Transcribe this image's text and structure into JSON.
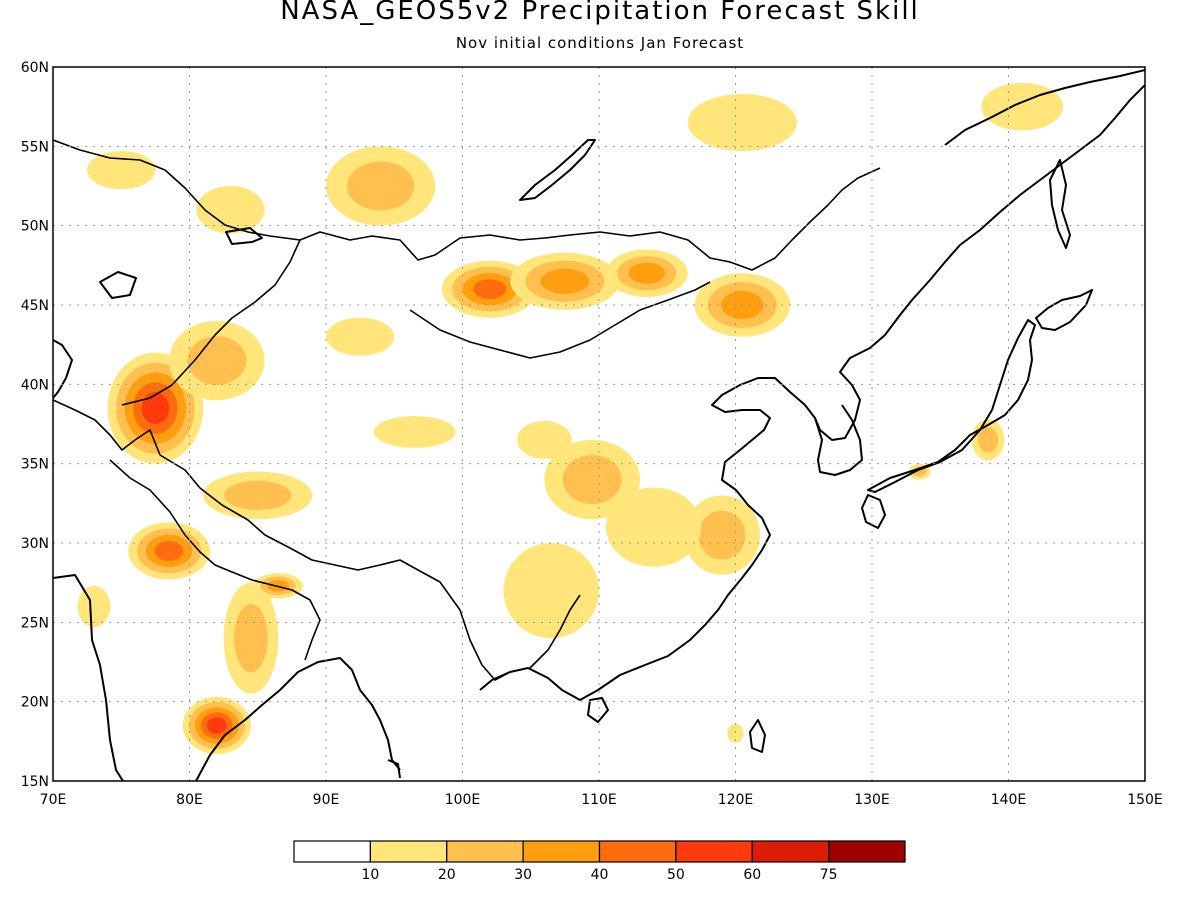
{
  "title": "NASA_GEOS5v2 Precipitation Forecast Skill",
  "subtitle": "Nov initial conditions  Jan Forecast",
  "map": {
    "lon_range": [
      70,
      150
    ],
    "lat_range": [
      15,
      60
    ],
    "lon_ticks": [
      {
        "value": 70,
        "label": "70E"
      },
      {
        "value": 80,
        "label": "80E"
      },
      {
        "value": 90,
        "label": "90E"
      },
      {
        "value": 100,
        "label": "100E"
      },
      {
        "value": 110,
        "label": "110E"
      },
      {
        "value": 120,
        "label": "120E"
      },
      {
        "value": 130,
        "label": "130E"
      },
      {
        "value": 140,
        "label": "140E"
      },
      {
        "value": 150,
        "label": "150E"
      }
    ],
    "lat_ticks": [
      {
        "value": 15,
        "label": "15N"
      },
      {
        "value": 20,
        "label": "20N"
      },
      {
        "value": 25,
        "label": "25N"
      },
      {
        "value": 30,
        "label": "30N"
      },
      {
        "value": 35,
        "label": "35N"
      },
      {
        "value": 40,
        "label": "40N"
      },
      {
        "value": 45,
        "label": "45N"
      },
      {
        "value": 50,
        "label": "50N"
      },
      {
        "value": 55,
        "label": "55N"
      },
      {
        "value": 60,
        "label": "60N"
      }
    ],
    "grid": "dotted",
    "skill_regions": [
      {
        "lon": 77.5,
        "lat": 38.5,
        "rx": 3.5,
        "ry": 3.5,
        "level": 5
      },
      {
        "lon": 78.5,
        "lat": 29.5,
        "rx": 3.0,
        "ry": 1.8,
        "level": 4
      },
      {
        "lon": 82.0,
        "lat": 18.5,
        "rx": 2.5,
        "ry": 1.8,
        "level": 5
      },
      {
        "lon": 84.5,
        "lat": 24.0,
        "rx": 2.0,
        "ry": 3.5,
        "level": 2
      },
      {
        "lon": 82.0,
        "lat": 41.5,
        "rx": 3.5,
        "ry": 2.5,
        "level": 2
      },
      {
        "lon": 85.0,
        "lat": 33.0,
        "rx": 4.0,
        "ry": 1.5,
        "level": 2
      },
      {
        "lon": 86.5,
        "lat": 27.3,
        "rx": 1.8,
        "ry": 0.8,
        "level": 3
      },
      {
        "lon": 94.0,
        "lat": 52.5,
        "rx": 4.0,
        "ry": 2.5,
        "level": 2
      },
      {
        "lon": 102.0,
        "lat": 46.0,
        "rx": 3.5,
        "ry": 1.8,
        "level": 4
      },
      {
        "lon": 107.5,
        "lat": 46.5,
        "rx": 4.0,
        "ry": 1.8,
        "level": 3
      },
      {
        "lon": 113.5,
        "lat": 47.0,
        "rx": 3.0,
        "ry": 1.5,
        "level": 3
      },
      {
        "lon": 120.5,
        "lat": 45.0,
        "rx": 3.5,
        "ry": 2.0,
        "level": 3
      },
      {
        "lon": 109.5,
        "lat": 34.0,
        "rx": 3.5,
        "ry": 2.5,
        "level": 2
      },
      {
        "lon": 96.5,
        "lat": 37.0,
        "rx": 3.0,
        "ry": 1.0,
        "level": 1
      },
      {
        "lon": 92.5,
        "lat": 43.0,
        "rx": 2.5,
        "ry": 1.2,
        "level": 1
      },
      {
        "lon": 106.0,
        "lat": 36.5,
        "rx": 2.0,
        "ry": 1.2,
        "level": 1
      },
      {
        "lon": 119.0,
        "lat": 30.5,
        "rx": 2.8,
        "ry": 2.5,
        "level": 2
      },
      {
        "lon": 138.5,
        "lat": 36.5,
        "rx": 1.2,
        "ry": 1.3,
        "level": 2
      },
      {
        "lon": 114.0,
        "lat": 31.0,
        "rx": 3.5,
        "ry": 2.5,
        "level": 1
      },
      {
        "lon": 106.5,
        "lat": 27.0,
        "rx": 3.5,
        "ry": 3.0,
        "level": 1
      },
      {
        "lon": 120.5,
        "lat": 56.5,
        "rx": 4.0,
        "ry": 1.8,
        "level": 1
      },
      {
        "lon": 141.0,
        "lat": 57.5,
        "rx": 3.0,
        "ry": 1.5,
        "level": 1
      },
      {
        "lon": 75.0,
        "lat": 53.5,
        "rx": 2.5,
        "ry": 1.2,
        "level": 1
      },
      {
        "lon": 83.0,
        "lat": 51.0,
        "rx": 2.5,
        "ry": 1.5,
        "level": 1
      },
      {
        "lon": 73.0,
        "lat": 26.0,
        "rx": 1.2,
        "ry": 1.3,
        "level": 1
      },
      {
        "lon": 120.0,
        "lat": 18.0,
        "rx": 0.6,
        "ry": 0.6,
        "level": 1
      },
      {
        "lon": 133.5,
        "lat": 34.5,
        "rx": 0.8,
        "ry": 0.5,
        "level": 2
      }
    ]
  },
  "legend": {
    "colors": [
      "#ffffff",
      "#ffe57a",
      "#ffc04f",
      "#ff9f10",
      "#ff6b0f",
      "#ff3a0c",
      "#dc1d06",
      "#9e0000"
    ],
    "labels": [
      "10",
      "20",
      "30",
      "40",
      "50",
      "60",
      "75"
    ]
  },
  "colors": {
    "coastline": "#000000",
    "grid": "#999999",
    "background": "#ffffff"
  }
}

= = = =

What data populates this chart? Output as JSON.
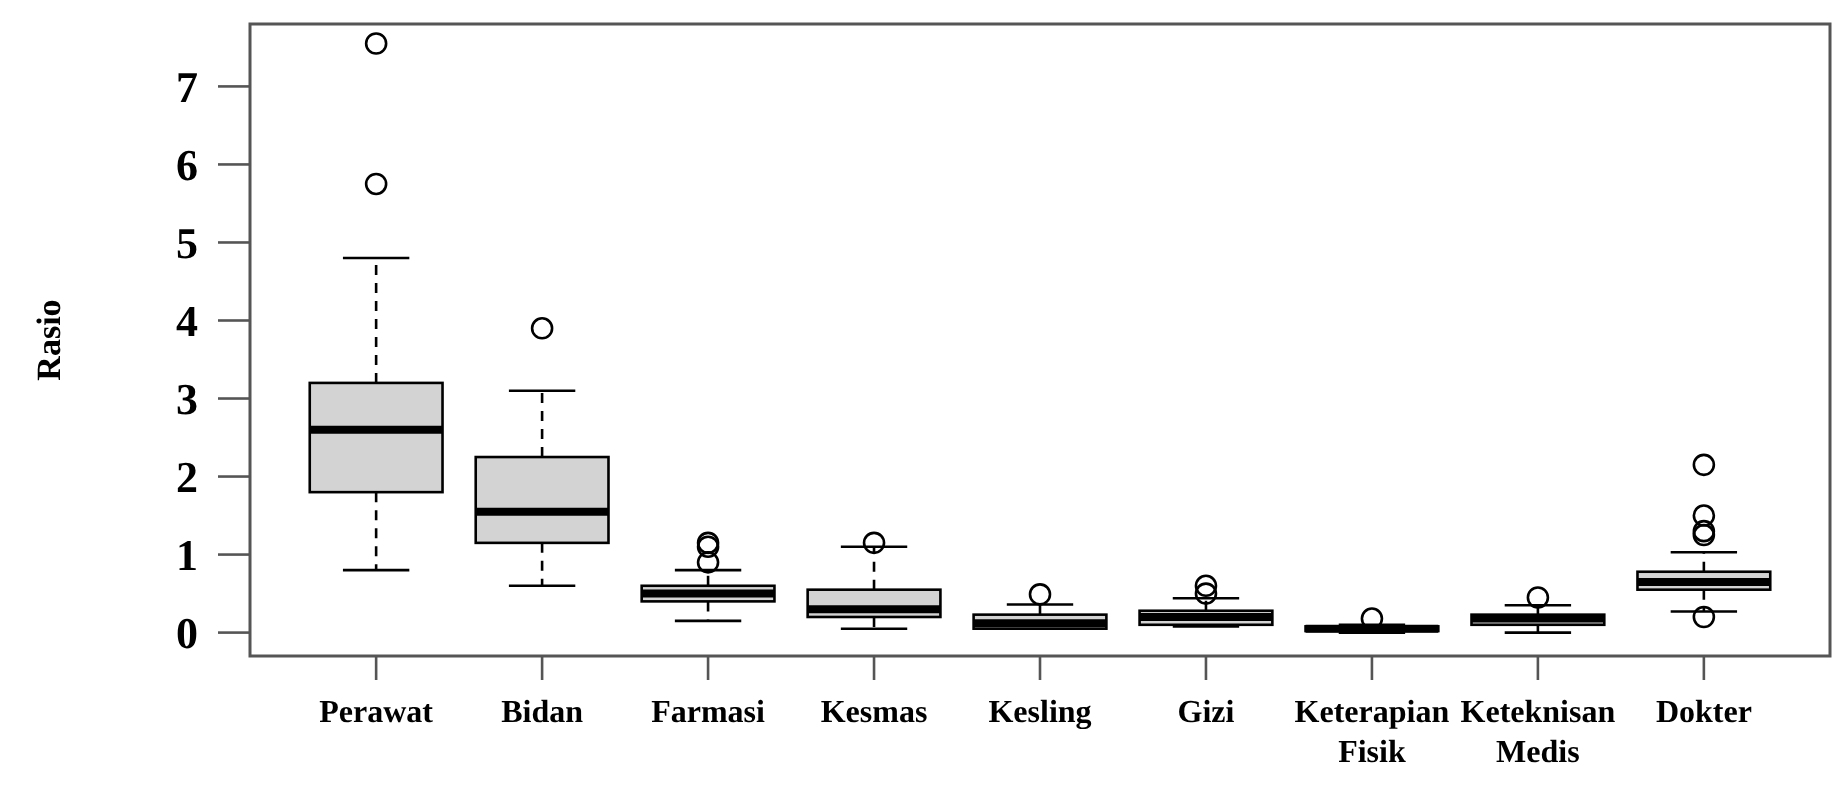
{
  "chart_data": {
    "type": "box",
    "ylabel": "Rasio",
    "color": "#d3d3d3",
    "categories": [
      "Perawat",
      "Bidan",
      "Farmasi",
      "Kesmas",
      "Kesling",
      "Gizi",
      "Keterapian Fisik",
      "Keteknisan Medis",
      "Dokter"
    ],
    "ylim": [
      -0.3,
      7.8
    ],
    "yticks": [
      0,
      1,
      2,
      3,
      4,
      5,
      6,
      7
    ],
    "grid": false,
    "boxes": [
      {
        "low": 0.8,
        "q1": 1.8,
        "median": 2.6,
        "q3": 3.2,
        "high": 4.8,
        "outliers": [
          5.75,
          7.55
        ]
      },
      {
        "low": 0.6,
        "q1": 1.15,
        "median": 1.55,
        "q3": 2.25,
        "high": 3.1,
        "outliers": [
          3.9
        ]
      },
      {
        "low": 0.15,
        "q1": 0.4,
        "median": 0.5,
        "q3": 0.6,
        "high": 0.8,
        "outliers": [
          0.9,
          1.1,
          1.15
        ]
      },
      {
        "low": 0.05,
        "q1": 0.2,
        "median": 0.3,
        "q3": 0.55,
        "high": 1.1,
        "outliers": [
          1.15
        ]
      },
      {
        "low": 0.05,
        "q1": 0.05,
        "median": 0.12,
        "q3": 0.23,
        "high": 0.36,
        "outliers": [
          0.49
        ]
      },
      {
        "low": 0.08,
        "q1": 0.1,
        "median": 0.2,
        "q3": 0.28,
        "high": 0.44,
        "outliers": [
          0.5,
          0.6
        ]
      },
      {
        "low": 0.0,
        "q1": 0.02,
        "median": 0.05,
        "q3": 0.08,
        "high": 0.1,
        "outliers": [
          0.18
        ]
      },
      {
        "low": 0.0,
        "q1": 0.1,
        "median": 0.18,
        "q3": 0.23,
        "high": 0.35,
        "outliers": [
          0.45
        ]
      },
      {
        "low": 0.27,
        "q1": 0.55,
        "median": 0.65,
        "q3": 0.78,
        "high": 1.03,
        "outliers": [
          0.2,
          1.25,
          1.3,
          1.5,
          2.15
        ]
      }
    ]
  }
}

= = = =

**PROBLEM DETAILS**
Return all lines with the word "Forecast" in them.

**FINAL RESULT**
  "title": "NASA_GEOS5v2 Precipitation Forecast Skill",
  "subtitle": "Nov initial conditions  Jan Forecast",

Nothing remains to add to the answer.